[Exercise objective] Repeat the listing in full. Nothing may be added or left out.

[The records]

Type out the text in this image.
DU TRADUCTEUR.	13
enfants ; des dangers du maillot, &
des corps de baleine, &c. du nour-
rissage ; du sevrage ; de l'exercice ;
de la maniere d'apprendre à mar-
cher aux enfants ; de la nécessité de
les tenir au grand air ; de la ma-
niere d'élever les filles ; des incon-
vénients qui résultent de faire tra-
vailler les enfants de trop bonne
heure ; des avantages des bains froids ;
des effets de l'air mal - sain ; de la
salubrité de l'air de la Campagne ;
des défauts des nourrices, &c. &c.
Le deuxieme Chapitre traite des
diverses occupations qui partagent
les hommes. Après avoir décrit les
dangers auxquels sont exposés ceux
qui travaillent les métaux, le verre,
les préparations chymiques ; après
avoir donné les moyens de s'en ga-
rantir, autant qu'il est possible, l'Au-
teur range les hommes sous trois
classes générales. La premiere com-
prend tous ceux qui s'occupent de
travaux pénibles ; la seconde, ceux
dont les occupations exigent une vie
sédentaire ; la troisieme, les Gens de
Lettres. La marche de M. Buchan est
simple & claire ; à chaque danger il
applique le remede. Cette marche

[Result for this exercise]
Type out the text in this image.
DU TRADUCTEUR.	13
enfants ; des dangers du maillot, &
des corps de baleine, &c. du nour-
rissage ; du sevrage ; de l'exercice ;
de la maniere d'apprendre à mar-
cher aux enfants ; de la nécessité de
les tenir au grand air ; de la ma-
niere d'élever les filles ; des incon-
vénients qui résultent de faire tra-
vailler les enfants de trop bonne
heure ; des avantages des bains froids ;
des effets de l'air mal - sain ; de la
salubrité de l'air de la Campagne ;
des défauts des nourrices, &c. &c.
Le deuxieme Chapitre traite des
diverses occupations qui partagent
les hommes. Après avoir décrit les
dangers auxquels sont exposés ceux
qui travaillent les métaux, le verre,
les préparations chymiques ; après
avoir donné les moyens de s'en ga-
rantir, autant qu'il est possible, l'Au-
teur range les hommes sous trois
classes générales. La premiere com-
prend tous ceux qui s'occupent de
travaux pénibles ; la seconde, ceux
dont les occupations exigent une vie
sédentaire ; la troisieme, les Gens de
Lettres. La marche de M. Buchan est
simple & claire ; à chaque danger il
applique le remede. Cette marche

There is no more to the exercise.